Problems and tasks:
1 - What severity level does the bug report below give?
2 - From the bug report below, return the passage starting with "Expected Behavior" and going on through "info got cleared.", copied word for word.

Passage given:
——
"dcmanager fw-update-strategy apply" subcloud failed, but the subcloud still gets lock/unlocked

Bug #1890502 reported by Difu Hu
8
This bug affects 1 person
Affects Status Importance Assigned to Milestone
StarlingX
Fix Released
Medium
Eric MacDonald

Bug Description

Brief Description
-----------------
"dcmanager fw-update-strategy apply" subcloud failed, but the subcloud still gets lock/unlock
Thus, user loses best debugging chance.

Severity
--------
Major

Steps to Reproduce
------------------
precondition: subcloud3 FPGA has flashed root-key image
"dcmanager fw-update-strategy apply" to update subcloud3 FPGA with an unsigned image

Expected Behavior
------------------
subcloud3 FPGA updates failed, and the host keeps there without lock/unlock
Then user can debug on it.

Actual Behavior
----------------
subcloud3 FPGA update failed, but the subcloud still gets lock/unlock
seems /var/log/kern.log got cleared. Not sure whether other more info got cleared.
——
Extracted material:
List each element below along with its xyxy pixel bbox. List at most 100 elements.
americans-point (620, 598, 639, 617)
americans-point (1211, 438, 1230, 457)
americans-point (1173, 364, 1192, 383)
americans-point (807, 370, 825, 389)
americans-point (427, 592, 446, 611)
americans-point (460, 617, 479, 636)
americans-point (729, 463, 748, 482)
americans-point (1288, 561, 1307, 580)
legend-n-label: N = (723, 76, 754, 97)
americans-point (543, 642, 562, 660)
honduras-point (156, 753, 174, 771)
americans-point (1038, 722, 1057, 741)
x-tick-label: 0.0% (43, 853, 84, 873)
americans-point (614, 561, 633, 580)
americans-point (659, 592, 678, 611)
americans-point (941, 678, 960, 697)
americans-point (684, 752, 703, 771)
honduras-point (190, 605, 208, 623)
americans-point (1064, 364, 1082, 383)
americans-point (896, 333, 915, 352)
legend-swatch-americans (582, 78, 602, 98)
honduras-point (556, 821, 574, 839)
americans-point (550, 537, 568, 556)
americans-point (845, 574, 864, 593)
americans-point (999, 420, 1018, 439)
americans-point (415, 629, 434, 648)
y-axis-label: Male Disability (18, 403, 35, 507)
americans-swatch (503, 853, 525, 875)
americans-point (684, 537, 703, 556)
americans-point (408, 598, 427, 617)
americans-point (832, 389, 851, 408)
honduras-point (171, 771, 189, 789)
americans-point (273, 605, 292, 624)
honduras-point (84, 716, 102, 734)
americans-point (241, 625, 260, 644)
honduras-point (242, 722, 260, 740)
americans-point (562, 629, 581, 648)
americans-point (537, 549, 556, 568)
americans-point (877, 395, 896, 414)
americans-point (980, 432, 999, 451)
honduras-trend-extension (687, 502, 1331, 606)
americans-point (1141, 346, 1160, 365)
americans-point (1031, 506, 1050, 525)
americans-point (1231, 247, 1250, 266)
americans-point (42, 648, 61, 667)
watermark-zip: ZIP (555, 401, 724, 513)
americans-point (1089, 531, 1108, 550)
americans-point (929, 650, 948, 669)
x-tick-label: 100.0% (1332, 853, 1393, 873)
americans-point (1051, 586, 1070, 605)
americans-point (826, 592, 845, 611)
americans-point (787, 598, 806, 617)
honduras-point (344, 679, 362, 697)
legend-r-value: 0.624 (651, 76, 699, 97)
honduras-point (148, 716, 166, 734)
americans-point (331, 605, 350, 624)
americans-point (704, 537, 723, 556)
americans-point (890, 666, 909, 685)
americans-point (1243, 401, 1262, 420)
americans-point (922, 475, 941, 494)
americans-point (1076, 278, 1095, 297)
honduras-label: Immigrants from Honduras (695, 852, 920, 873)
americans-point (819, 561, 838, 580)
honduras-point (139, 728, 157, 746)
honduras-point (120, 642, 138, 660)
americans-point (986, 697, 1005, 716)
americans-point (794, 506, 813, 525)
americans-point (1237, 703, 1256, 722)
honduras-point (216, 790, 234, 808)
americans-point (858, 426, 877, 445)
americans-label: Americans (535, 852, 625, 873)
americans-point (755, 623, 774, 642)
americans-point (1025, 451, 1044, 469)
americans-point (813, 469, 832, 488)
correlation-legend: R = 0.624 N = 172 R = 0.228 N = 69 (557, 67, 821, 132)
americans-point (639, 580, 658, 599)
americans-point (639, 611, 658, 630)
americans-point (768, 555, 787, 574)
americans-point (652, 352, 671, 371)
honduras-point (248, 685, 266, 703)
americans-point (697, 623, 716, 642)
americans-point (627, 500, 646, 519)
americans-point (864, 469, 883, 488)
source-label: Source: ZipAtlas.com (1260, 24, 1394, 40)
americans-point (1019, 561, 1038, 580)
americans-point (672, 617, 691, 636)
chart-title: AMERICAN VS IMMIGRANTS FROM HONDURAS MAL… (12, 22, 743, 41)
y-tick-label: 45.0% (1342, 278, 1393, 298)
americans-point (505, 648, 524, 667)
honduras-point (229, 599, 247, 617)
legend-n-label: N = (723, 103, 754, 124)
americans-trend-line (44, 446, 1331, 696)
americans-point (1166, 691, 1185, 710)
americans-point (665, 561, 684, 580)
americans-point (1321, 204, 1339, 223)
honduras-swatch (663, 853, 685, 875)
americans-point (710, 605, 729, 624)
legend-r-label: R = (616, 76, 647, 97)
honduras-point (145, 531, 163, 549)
——
Expected results:
1 - Major

2 -
Expected Behavior
------------------
subcloud3 FPGA updates failed, and the host keeps there without lock/unlock
Then user can debug on it.

Actual Behavior
----------------
subcloud3 FPGA update failed, but the subcloud still gets lock/unlock
seems /var/log/kern.log got cleared. Not sure whether other more info got cleared.